Task requirements
Show all lines that include the string "jóváírások"; copy each one.

Stored data
◇ ◇ ◇

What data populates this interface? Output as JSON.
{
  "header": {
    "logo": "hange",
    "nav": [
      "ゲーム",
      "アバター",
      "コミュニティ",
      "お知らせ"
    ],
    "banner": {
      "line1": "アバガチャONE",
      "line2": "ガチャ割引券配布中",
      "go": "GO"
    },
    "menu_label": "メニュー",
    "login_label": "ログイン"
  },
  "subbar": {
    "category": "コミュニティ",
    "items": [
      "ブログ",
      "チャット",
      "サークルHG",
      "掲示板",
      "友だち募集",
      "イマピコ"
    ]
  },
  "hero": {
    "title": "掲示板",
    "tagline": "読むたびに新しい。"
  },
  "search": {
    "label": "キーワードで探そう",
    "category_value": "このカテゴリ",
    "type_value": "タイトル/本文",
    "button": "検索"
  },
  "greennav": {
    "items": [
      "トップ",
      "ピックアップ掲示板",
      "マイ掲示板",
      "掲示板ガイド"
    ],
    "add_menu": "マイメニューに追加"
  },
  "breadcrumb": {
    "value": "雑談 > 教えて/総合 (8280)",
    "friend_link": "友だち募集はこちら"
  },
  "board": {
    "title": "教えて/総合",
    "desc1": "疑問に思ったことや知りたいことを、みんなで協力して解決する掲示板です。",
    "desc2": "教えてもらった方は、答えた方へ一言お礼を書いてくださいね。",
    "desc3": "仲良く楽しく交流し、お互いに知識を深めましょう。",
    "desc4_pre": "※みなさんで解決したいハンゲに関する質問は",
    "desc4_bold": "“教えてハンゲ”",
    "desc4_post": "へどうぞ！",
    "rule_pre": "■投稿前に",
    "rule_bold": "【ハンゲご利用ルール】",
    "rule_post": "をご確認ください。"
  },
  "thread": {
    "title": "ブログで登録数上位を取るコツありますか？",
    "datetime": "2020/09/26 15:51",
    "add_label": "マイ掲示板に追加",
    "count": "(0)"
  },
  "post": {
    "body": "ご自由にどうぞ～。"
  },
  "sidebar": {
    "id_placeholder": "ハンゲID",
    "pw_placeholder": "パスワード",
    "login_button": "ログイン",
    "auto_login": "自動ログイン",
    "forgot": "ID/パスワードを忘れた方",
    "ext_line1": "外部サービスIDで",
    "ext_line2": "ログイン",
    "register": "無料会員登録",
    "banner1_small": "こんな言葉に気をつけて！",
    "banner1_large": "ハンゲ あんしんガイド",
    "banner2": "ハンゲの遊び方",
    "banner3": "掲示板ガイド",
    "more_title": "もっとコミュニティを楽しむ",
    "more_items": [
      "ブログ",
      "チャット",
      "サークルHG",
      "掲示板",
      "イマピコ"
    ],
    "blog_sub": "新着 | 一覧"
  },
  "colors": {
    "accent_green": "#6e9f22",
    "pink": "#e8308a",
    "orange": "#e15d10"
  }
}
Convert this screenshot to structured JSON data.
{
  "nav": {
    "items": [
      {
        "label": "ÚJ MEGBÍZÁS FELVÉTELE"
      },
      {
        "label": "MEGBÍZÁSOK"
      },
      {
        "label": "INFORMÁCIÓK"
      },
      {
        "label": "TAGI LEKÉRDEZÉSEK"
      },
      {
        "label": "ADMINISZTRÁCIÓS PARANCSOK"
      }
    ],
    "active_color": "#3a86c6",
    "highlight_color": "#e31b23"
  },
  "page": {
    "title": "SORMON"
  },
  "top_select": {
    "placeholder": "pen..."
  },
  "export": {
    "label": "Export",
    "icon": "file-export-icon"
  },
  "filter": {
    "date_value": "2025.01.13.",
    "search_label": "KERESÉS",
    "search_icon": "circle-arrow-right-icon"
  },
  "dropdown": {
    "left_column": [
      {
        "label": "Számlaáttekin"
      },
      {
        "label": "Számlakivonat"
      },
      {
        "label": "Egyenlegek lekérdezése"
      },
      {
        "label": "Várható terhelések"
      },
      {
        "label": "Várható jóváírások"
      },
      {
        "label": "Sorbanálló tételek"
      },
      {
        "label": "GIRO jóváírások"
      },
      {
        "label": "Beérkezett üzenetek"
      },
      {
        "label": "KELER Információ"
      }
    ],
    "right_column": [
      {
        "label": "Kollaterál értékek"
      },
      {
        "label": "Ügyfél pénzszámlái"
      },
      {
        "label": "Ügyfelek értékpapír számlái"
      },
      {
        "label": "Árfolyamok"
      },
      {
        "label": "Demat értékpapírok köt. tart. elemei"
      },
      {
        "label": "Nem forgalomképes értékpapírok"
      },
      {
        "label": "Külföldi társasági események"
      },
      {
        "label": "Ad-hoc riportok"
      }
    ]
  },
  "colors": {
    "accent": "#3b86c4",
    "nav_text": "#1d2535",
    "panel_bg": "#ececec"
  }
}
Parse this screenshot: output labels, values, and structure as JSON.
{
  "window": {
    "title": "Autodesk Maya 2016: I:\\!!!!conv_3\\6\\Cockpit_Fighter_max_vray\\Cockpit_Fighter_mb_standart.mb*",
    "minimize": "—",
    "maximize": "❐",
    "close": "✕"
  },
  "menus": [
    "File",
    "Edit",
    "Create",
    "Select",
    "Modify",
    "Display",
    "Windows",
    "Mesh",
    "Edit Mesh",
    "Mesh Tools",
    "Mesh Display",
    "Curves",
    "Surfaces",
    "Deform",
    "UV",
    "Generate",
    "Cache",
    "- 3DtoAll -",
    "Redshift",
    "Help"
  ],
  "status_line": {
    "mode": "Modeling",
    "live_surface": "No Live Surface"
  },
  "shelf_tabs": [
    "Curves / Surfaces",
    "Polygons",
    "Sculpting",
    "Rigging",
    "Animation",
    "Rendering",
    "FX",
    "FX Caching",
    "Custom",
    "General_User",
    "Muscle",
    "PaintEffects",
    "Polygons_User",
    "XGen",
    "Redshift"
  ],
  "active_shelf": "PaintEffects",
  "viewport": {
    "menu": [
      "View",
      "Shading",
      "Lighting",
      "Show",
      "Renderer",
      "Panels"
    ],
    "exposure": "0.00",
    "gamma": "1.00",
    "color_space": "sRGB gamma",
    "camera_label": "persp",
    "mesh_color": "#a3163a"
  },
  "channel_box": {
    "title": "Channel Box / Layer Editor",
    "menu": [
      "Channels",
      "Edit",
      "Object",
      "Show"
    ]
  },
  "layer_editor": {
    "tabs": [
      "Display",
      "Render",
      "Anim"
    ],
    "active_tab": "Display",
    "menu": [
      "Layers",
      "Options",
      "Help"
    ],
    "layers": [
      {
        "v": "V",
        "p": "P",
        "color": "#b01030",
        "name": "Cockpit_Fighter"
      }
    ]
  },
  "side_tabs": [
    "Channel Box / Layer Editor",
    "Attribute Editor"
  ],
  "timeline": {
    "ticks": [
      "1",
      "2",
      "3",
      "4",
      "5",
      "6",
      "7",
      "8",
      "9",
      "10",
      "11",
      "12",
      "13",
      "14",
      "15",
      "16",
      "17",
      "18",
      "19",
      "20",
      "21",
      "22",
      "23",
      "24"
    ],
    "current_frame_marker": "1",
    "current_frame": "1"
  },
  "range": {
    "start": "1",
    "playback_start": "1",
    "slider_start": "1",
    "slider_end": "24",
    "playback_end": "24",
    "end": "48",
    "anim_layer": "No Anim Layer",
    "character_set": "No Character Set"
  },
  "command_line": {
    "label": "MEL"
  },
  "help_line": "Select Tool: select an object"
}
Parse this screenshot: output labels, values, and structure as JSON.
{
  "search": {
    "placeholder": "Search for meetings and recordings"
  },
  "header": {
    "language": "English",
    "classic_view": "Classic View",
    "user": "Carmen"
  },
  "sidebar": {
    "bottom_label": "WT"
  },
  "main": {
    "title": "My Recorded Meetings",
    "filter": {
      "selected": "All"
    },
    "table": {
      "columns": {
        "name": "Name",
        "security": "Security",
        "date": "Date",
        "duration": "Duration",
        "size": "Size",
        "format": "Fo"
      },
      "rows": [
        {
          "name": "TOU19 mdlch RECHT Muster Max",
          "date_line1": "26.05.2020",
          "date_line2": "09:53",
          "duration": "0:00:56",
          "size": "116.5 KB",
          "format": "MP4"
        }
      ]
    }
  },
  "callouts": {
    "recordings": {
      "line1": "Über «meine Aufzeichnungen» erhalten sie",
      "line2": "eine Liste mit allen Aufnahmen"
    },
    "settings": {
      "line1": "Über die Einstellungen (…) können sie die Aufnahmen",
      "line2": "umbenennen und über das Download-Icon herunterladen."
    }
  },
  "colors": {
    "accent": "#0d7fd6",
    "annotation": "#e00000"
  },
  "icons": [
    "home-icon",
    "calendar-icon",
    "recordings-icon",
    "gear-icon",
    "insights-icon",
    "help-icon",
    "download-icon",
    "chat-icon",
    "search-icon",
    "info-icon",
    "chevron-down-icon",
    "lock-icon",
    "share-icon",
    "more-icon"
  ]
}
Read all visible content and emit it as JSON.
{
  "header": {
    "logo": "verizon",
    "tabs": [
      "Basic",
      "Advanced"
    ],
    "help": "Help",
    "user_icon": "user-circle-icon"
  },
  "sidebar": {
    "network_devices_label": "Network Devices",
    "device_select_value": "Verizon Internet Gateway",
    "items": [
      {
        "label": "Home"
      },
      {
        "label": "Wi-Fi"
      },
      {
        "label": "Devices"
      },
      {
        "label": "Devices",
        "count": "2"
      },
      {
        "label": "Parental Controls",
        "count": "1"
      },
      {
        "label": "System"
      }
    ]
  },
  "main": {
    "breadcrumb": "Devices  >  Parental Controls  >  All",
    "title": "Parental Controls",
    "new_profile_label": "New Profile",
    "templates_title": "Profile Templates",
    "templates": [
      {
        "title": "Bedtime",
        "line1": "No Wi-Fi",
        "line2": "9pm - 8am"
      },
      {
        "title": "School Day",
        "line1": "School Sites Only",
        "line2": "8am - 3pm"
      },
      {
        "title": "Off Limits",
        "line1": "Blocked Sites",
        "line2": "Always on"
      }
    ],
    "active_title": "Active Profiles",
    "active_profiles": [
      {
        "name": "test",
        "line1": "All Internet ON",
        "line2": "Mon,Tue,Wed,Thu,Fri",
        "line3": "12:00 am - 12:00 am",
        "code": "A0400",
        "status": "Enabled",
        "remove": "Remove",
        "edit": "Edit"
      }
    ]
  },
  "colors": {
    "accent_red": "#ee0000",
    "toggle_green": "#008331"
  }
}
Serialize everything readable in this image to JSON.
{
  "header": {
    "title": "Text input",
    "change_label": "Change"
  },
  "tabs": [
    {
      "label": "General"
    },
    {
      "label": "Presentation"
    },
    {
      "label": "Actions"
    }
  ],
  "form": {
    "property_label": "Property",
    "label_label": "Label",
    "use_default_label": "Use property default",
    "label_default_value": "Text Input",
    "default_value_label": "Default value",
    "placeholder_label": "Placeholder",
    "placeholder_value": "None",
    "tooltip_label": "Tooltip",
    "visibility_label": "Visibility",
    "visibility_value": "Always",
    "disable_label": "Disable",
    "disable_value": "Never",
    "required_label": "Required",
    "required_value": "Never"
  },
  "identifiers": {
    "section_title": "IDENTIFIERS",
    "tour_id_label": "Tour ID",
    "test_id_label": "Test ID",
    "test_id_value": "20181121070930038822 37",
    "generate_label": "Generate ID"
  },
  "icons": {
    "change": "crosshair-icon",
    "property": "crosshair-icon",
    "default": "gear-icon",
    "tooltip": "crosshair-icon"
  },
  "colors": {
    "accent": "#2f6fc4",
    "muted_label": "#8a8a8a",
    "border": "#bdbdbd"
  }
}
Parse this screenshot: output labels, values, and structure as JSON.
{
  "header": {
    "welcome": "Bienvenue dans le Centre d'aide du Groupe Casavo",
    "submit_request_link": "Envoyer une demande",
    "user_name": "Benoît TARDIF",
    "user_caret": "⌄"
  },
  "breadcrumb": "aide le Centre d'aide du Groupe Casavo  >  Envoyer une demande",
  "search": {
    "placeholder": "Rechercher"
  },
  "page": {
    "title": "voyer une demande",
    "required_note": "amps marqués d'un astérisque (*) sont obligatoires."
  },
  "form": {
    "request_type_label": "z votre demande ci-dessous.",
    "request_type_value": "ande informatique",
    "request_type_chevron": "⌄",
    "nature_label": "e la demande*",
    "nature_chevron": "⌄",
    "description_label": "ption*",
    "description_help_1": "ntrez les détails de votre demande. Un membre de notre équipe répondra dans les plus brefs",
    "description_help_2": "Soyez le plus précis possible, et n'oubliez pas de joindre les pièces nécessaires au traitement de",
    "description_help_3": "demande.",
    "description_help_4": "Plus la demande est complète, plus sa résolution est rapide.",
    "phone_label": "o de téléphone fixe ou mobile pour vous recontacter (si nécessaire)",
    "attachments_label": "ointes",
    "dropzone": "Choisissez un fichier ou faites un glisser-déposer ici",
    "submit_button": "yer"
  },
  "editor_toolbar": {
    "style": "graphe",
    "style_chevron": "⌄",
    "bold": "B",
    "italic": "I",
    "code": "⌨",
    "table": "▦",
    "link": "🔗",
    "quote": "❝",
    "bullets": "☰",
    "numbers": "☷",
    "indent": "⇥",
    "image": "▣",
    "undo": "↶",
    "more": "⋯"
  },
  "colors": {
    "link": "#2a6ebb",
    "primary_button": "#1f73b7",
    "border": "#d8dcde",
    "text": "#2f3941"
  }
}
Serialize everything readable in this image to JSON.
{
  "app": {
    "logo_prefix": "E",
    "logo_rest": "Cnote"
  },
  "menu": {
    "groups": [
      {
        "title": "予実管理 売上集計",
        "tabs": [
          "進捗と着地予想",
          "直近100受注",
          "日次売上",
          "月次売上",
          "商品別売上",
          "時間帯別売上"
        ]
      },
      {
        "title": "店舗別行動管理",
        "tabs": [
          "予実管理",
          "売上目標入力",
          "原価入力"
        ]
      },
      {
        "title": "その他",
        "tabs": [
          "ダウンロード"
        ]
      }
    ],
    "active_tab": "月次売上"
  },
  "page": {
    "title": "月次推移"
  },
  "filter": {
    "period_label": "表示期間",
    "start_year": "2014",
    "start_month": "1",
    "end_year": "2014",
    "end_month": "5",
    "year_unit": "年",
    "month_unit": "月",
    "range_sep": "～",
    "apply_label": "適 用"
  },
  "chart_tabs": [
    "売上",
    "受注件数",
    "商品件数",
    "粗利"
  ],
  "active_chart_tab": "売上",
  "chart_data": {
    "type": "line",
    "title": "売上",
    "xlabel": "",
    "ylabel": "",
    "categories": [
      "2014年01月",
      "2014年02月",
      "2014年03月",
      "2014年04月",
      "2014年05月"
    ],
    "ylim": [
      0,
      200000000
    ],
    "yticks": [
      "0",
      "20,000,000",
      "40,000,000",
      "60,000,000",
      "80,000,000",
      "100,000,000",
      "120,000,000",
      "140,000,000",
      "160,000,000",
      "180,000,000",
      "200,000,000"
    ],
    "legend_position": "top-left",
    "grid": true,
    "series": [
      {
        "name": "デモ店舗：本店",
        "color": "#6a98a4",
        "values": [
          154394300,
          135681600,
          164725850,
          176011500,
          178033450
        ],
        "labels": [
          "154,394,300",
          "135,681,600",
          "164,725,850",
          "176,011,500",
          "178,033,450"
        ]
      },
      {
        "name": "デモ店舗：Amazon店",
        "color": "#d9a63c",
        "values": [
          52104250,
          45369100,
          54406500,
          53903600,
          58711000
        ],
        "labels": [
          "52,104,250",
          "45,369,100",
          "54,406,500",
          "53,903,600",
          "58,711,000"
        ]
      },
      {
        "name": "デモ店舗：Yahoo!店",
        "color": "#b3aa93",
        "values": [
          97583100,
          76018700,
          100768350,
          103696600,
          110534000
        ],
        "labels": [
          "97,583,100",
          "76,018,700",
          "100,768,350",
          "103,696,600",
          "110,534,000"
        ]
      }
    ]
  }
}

◇ ◇ ◇

The solution
        "label": "Várható jóváírások"
        "label": "GIRO jóváírások"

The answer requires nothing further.